Saved data entries
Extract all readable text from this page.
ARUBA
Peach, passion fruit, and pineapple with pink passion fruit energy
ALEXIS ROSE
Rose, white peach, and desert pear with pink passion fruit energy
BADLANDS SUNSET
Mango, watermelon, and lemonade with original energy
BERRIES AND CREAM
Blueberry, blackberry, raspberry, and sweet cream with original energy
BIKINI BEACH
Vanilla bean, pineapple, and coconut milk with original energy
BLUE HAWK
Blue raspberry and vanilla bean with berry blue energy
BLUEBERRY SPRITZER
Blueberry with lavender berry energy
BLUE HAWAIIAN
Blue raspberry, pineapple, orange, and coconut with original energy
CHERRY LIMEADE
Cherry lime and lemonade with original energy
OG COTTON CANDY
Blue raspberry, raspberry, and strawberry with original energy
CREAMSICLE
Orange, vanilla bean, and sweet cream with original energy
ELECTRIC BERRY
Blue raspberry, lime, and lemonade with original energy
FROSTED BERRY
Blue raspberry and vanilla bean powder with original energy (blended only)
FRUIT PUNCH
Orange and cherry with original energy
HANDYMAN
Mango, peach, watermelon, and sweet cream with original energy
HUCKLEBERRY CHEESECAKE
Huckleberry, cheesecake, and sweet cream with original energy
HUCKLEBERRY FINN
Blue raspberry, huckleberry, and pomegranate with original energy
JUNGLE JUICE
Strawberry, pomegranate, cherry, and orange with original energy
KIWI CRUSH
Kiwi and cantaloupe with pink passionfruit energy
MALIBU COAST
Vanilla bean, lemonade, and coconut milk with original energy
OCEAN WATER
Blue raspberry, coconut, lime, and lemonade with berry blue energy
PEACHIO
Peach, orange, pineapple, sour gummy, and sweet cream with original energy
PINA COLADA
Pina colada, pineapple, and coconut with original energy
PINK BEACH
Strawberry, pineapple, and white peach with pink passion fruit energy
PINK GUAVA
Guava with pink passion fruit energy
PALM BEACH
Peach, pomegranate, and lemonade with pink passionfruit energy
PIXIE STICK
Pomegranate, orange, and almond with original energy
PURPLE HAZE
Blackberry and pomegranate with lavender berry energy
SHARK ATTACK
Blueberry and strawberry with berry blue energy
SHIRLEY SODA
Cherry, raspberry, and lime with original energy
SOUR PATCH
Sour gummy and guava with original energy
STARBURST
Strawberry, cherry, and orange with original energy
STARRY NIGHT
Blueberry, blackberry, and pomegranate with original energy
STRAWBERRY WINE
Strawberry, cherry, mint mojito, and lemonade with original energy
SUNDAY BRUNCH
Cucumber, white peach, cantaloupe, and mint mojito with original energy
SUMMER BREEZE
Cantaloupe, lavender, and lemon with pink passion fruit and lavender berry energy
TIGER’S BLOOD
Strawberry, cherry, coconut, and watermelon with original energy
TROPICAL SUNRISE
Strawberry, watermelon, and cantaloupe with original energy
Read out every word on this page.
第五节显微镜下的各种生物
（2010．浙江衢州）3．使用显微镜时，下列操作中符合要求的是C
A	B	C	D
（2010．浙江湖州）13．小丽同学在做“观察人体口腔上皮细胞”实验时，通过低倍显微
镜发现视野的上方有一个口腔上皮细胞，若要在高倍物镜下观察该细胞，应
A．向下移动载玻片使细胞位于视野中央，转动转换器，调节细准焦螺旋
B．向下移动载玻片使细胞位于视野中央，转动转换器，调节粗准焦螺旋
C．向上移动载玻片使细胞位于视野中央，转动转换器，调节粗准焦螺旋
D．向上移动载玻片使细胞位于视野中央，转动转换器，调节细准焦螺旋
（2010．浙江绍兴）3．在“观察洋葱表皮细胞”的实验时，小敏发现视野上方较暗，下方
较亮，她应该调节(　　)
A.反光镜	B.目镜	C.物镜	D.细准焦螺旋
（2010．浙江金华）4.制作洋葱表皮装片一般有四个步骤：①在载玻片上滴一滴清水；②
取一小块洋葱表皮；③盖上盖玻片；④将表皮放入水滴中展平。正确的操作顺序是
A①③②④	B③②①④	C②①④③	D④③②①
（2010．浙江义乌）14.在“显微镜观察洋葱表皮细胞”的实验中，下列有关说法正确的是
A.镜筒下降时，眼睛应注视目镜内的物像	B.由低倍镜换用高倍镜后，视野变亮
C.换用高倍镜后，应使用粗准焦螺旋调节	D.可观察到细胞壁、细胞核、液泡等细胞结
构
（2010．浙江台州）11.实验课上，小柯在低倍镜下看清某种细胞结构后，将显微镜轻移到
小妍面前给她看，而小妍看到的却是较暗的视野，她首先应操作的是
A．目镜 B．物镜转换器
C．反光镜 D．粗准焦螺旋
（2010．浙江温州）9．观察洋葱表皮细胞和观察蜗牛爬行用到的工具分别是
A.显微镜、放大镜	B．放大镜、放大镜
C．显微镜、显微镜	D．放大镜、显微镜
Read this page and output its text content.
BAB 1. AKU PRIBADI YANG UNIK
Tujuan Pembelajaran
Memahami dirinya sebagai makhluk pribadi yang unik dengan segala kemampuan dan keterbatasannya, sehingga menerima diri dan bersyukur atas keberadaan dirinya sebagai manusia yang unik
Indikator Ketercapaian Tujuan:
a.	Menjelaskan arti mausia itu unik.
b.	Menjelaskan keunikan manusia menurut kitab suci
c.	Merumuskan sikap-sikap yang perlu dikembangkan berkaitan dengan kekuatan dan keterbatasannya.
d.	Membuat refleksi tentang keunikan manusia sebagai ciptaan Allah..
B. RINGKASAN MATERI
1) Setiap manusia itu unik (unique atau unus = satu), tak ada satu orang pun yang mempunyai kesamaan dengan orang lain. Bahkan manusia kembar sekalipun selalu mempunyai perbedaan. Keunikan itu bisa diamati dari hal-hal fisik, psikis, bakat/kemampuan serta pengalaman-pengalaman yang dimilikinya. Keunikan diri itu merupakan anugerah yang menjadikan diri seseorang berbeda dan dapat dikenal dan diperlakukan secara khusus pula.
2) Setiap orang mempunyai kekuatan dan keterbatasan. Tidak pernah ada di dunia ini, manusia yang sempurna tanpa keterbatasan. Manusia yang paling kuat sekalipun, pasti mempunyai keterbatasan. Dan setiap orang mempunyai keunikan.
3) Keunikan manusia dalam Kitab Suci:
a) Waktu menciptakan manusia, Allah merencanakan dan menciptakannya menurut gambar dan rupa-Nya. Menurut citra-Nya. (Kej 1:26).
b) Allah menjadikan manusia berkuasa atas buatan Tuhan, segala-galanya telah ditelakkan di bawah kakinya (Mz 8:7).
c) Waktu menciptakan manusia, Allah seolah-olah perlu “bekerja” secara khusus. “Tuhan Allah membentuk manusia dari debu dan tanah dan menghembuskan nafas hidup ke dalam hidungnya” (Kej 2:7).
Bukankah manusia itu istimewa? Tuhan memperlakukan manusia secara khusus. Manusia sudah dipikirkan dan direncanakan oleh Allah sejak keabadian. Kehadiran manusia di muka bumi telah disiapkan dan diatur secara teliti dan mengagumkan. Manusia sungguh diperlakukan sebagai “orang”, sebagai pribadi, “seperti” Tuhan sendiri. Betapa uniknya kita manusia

WHAT TO DO
Extract, from the material above, each line holding the word "kekuatan".

OUTPUT FOR THIS TASK
c.	Merumuskan sikap-sikap yang perlu dikembangkan berkaitan dengan kekuatan dan keterbatasannya.
2) Setiap orang mempunyai kekuatan dan keterbatasan. Tidak pernah ada di dunia ini, manusia yang sempurna tanpa keterbatasan. Manusia yang paling kuat sekalipun, pasti mempunyai keterbatasan. Dan setiap orang mempunyai keunikan.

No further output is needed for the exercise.